TASKS FOR THIS EXERCISE:
A. In the forum thread on glossary warnings, condense the paragraph beginning "Most of the administrators are aware" into a short bulleted list that keeps its main facts.
B. Copy the lines from the records, starting with the line that contains "day-header[interactable]: 5. So" and going on through the line that contains "day-header[interactable]: 18. Sa", with both of those lines included.

TEXT PASSAGE:
— Start —

Glossary false warning

I’m having a glossary match problem.
Because Finnish is a fusional/agglutinative language, glossary (mis-)matches don’t work too well. For instance, the dictionary word “location” is “sijainti” in Finnish, but “your location” is “sijaintisi”, and I get the warning “Glossary translation for term ‘location’ missing from translation”. Adding “your location” as a term doesn’t help, as each term is apparently looked for separately, even if a longer multi-word term it is part of is already present.
In our project, the translation is apparently accepted despite the warning, but how this could be handled in general (allowing alternate translations?).
Thank for a very functional site!

The glossary warning might not be relevant in some cases and for some languages specifically, where the same word might have a different grammar conjugation depending on its context in the phrase. For those cases, the best approach would be to just ignore the warning. You can explain to the organization administrators that the warning message is not relevant using the “comments” tool if you want.
Most of the administrators are aware of those limitations, and just leave the translation check set as a warning message. In case you get an “error” instead of “Warning”, you can contact the project maintainer and raise the problem, asking him to revert in the Translation check to a warning, so you can proceed with the translation.

We’re experiencing the same with Hebrew, but in my case I have over 60 other languages to maintain so I can’t just turn the warning off when it’s still relevant to most of them.

Can I turn this option off per language?

Hi @yaron!
Thanks for mentioning it has also be an issue in your organization.
Since all translation checks are in a file level, the best solution here is to leave it “on”, but as a “Warning” instead of “Error”.
A warning is just a way to ask a translator to review and make sure it makes sense to not follow the Glossary in that case. It does not prevent him to save translations.

Does it make sense?
Let me know :slight_smile:
Flavia

1 Like

LOL nope :slight_smile:

Although not critical this is definitely not a warning, there are 2 “proper” ways to approach this:

  1. Develop a conjugation system for each and every language (Costly solution, I can’t recommend this).
  2. Allow disabling the warning or errors per language or at least allow the language maintainer to shut down for the team as an override to the global checks.

— End —

INPUT ROWS:
— Start —

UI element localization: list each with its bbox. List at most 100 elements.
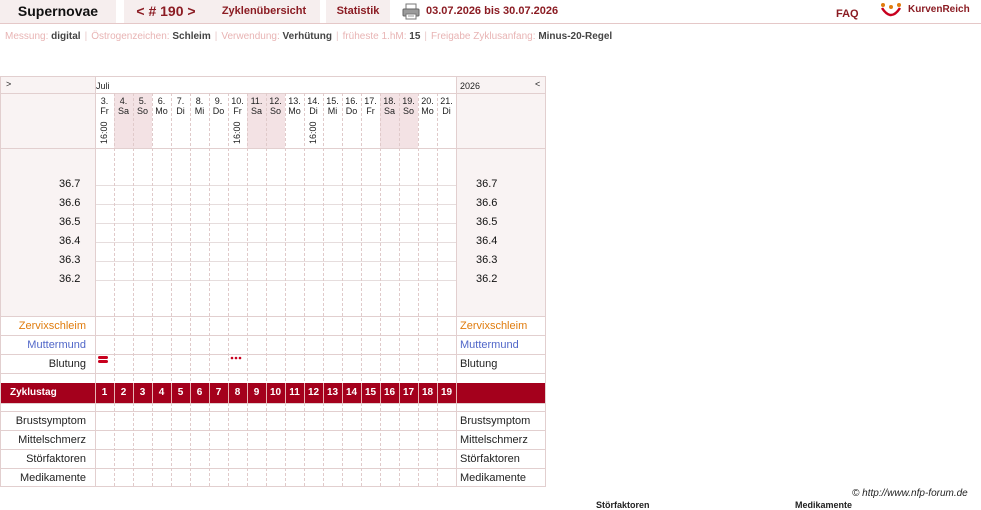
day-header[interactable]: 5. So xyxy=(133,96,152,116)
day-column-divider xyxy=(323,93,324,486)
day-date: 20. xyxy=(421,96,434,106)
day-header[interactable]: 3. Fr xyxy=(95,96,114,116)
day-column-divider xyxy=(437,93,438,486)
day-column-divider xyxy=(228,93,229,486)
cervical-mucus-label-right: Zervixschleim xyxy=(460,320,528,332)
info-value: Verhütung xyxy=(282,31,332,42)
disturbances-label: Störfaktoren xyxy=(26,453,86,465)
info-separator: | xyxy=(424,31,428,42)
cycle-day-number: 13 xyxy=(326,387,339,398)
day-weekday: So xyxy=(136,106,148,116)
day-date: 15. xyxy=(326,96,339,106)
left-column-border xyxy=(95,77,96,486)
day-header[interactable]: 18. Sa xyxy=(380,96,399,116)
printer-icon[interactable] xyxy=(402,3,420,20)
row-divider xyxy=(1,373,545,374)
day-header[interactable]: 16. Do xyxy=(342,96,361,116)
cycle-day-bar: Zyklustag 1 2 3 4 5 6 7 8 9 10 11 12 13 14 15 16 17 18 19 xyxy=(1,383,545,403)
temp-grid-line xyxy=(95,280,456,281)
medication-label: Medikamente xyxy=(19,472,86,484)
day-weekday: Fr xyxy=(100,106,109,116)
day-header[interactable]: 13. Mo xyxy=(285,96,304,116)
month-label: Juli xyxy=(96,81,110,91)
copyright-text[interactable]: © http://www.nfp-forum.de xyxy=(852,488,968,499)
cycle-day-number: 19 xyxy=(440,387,453,398)
row-divider xyxy=(1,148,545,149)
legend-heading-disturbances: Störfaktoren xyxy=(596,500,650,510)
day-header[interactable]: 4. Sa xyxy=(114,96,133,116)
header-right-cell xyxy=(456,93,545,148)
cycle-day-number: 18 xyxy=(421,387,434,398)
day-header[interactable]: 8. Mi xyxy=(190,96,209,116)
day-date: 21. xyxy=(440,96,453,106)
day-header[interactable]: 12. So xyxy=(266,96,285,116)
day-header[interactable]: 6. Mo xyxy=(152,96,171,116)
logo-text[interactable]: KurvenReich xyxy=(908,4,970,15)
cervix-label-right: Muttermund xyxy=(460,339,519,351)
day-date: 12. xyxy=(269,96,282,106)
cycle-day-number: 3 xyxy=(139,387,146,398)
day-weekday: Mi xyxy=(194,106,205,116)
day-header[interactable]: 21. Di xyxy=(437,96,456,116)
day-column-divider xyxy=(247,93,248,486)
day-column-divider xyxy=(171,93,172,486)
row-divider xyxy=(1,403,545,404)
day-header[interactable]: 14. Di xyxy=(304,96,323,116)
faq-link[interactable]: FAQ xyxy=(836,8,859,20)
day-weekday: So xyxy=(269,106,281,116)
header-divider xyxy=(0,23,981,24)
day-date: 7. xyxy=(176,96,185,106)
day-date: 6. xyxy=(157,96,166,106)
info-label: Messung: xyxy=(5,31,49,42)
cycle-day-number: 10 xyxy=(269,387,282,398)
day-weekday: Do xyxy=(345,106,358,116)
kurvenreich-logo-icon[interactable] xyxy=(880,2,902,20)
temp-tick-left: 36.4 xyxy=(59,235,81,247)
day-date: 5. xyxy=(138,96,147,106)
cycle-number-nav[interactable]: < # 190 > xyxy=(124,0,208,23)
day-weekday: Mo xyxy=(421,106,434,116)
nav-cell xyxy=(1,77,95,93)
info-value: digital xyxy=(51,31,81,42)
next-cycle-button[interactable]: < xyxy=(535,79,540,89)
info-label: Verwendung: xyxy=(221,31,280,42)
day-header[interactable]: 9. Do xyxy=(209,96,228,116)
day-header[interactable]: 19. So xyxy=(399,96,418,116)
temp-grid-line xyxy=(95,204,456,205)
cycle-day-label: Zyklustag xyxy=(10,387,57,398)
prev-cycle-button[interactable]: > xyxy=(6,79,11,89)
day-date: 9. xyxy=(214,96,223,106)
row-divider xyxy=(1,335,545,336)
info-value: Schleim xyxy=(172,31,211,42)
day-date: 10. xyxy=(231,96,244,106)
day-date: 3. xyxy=(100,96,109,106)
day-header[interactable]: 15. Mi xyxy=(323,96,342,116)
temp-left-panel xyxy=(1,148,95,316)
cycle-day-number: 2 xyxy=(120,387,127,398)
temp-grid-line xyxy=(95,185,456,186)
day-weekday: So xyxy=(402,106,414,116)
day-date: 16. xyxy=(345,96,358,106)
day-column-divider xyxy=(361,93,362,486)
day-weekday: Sa xyxy=(250,106,262,116)
day-header[interactable]: 7. Di xyxy=(171,96,190,116)
cycle-day-number: 9 xyxy=(253,387,260,398)
day-weekday: Fr xyxy=(233,106,242,116)
day-weekday: Sa xyxy=(117,106,129,116)
cycle-day-number: 17 xyxy=(402,387,415,398)
cycle-day-number: 1 xyxy=(101,387,108,398)
day-header[interactable]: 20. Mo xyxy=(418,96,437,116)
day-weekday: Do xyxy=(212,106,225,116)
cycle-overview-link[interactable]: Zyklenübersicht xyxy=(208,0,320,23)
mittelschmerz-label: Mittelschmerz xyxy=(18,434,86,446)
day-header[interactable]: 17. Fr xyxy=(361,96,380,116)
day-header[interactable]: 11. Sa xyxy=(247,96,266,116)
bleeding-strong-icon xyxy=(98,356,108,363)
temp-tick-left: 36.2 xyxy=(59,273,81,285)
statistics-link[interactable]: Statistik xyxy=(326,0,390,23)
temp-tick-right: 36.7 xyxy=(476,178,498,190)
day-header[interactable]: 10. Fr xyxy=(228,96,247,116)
medication-label-right: Medikamente xyxy=(460,472,527,484)
day-column-divider xyxy=(152,93,153,486)
day-weekday: Mo xyxy=(288,106,301,116)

— End —

ANSWERS GIVEN:
A.
- Most administrators know about these limitations and leave the translation check set as a warning.
- If you get an "error" instead of a "Warning," contact the project maintainer and raise the problem.
- Ask the maintainer to switch the translation check back to a warning so you can continue translating.

B.
day-header[interactable]: 5. So xyxy=(133,96,152,116)
day-column-divider xyxy=(323,93,324,486)
day-date: 20. xyxy=(421,96,434,106)
day-header[interactable]: 3. Fr xyxy=(95,96,114,116)
day-column-divider xyxy=(437,93,438,486)
day-column-divider xyxy=(228,93,229,486)
cervical-mucus-label-right: Zervixschleim xyxy=(460,320,528,332)
info-value: Verhütung xyxy=(282,31,332,42)
disturbances-label: Störfaktoren xyxy=(26,453,86,465)
info-separator: | xyxy=(424,31,428,42)
cycle-day-number: 13 xyxy=(326,387,339,398)
day-weekday: So xyxy=(136,106,148,116)
day-date: 15. xyxy=(326,96,339,106)
left-column-border xyxy=(95,77,96,486)
day-header[interactable]: 18. Sa xyxy=(380,96,399,116)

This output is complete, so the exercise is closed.